*REQUIRED WORK*.
Work through the records that follow and return each line containing the word "from".
# # #
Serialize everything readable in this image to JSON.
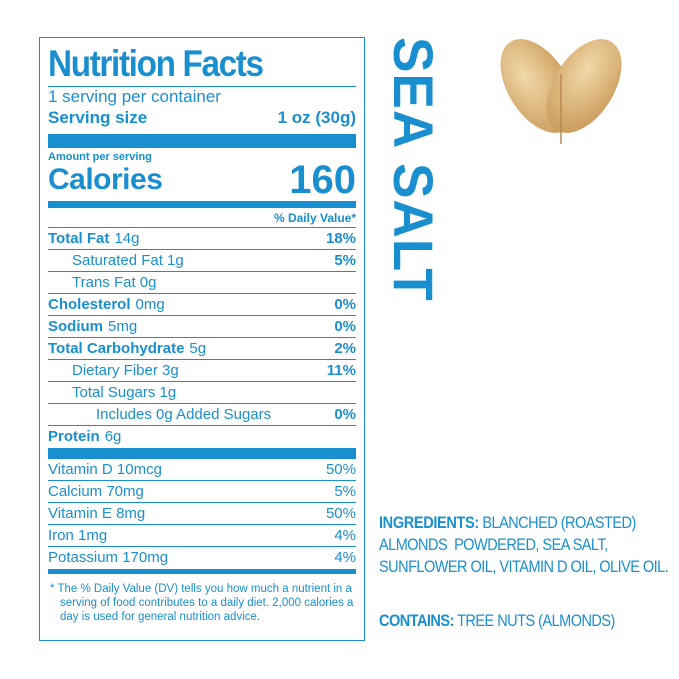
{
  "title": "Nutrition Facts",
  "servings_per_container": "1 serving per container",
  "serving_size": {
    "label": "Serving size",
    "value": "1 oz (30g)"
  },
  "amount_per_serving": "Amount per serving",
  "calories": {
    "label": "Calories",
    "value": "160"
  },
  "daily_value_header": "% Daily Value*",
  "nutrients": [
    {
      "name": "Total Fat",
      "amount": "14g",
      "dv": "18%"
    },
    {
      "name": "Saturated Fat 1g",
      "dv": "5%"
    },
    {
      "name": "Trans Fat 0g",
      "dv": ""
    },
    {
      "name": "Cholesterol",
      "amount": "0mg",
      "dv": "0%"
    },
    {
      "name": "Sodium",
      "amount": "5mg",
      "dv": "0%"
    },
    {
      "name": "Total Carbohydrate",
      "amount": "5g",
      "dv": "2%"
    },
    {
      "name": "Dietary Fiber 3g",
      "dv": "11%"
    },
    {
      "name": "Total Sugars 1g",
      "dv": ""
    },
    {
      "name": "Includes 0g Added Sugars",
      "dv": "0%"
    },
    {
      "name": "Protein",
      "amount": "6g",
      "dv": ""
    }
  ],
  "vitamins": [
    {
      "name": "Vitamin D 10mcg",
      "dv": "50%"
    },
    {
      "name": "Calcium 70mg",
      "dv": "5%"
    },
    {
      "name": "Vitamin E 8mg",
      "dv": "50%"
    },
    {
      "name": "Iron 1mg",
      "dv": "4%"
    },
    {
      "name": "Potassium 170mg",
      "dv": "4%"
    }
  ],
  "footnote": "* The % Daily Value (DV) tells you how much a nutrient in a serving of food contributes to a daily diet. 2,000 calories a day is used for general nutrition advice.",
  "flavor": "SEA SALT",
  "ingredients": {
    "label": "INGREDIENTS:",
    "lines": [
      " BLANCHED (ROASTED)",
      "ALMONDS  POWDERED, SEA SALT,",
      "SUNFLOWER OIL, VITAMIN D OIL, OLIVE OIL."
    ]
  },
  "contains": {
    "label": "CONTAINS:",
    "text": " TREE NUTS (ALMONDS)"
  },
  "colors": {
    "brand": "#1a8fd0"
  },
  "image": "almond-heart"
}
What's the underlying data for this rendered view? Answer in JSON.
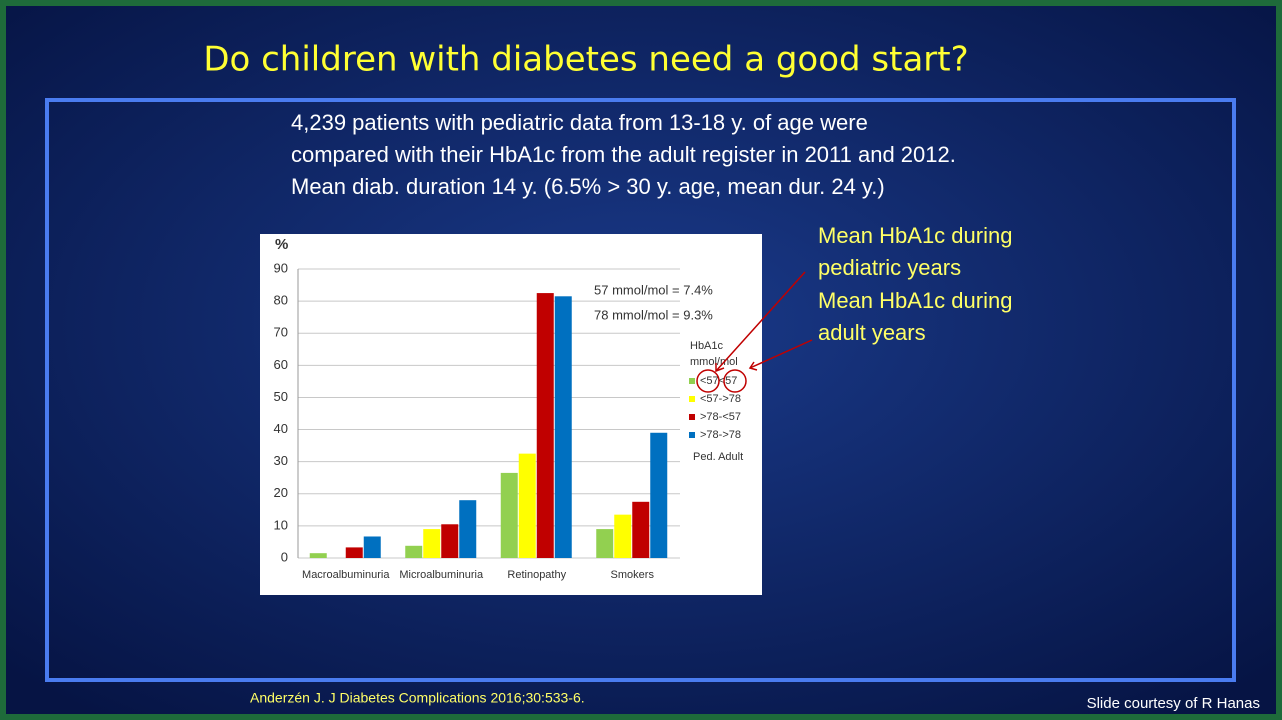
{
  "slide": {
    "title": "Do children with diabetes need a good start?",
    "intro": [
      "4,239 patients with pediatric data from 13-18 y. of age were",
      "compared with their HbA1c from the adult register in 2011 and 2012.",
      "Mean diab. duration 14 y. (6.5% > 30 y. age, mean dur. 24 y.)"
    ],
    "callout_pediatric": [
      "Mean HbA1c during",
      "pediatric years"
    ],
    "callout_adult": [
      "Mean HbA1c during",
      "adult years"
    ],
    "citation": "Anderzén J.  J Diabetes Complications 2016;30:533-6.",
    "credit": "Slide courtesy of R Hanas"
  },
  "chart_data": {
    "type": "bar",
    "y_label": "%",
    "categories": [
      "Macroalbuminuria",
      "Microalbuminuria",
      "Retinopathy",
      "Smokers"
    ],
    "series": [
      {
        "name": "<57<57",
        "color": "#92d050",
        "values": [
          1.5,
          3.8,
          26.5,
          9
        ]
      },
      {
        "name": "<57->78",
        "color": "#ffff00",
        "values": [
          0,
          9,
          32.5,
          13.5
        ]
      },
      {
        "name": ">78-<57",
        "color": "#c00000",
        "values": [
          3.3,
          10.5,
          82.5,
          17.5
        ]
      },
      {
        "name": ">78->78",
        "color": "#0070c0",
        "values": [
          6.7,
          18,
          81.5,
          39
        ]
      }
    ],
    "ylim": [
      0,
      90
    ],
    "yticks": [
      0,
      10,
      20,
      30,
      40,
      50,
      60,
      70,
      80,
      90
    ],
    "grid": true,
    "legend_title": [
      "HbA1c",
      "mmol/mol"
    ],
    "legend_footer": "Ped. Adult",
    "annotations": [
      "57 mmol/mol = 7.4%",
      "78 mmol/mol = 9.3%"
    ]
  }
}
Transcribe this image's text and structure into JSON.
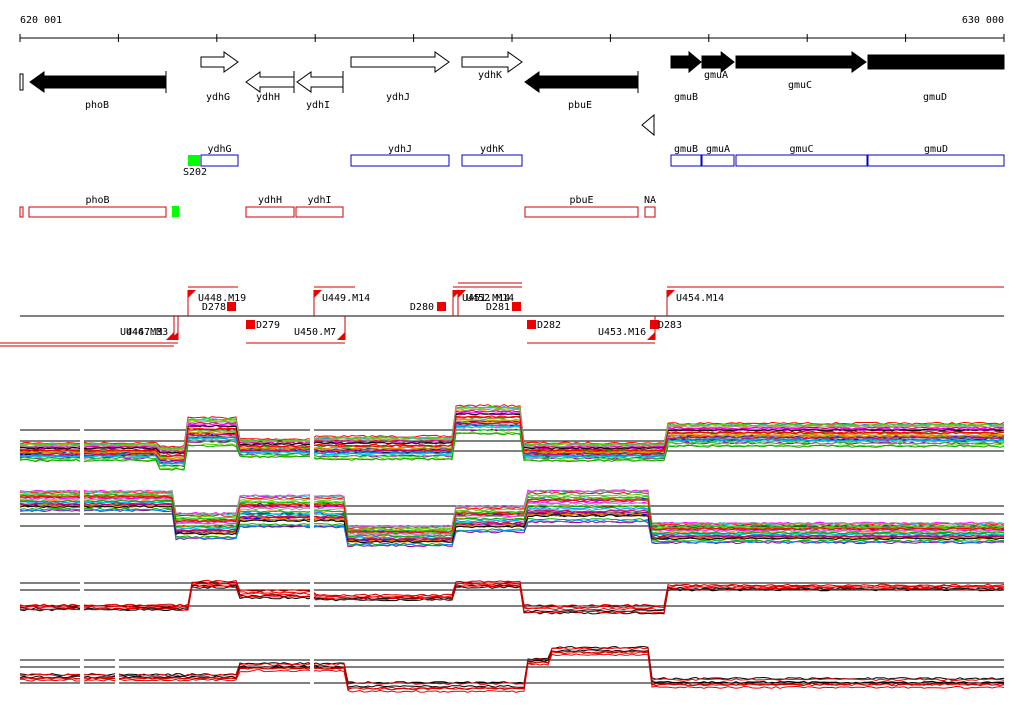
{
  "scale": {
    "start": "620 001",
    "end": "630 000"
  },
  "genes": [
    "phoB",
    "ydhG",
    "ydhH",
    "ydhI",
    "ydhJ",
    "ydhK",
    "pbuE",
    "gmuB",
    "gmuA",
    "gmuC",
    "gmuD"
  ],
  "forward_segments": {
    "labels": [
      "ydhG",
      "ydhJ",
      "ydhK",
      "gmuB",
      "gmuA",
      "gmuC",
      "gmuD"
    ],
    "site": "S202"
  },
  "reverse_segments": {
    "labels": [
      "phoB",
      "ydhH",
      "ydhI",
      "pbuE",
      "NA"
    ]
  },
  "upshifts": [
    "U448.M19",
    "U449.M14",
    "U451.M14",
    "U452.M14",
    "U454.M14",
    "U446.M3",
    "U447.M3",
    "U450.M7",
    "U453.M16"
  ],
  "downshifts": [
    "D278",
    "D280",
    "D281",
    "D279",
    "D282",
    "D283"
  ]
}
# # #
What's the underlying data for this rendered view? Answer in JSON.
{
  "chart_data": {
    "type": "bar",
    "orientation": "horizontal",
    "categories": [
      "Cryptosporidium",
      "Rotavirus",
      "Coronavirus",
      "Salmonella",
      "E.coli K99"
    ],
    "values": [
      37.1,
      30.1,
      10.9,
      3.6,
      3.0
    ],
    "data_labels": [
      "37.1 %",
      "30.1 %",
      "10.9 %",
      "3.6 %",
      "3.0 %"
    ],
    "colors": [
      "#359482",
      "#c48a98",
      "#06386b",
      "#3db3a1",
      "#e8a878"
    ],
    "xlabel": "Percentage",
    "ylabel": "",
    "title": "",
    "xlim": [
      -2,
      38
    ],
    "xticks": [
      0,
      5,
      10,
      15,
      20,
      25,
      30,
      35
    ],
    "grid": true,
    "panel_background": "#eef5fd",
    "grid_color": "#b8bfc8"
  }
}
# # #
*SOLUTION FOR THIS EXERCISE*.
      "4,239 patients with pediatric data from 13-18 y. of age were",
      "compared with their HbA1c from the adult register in 2011 and 2012.",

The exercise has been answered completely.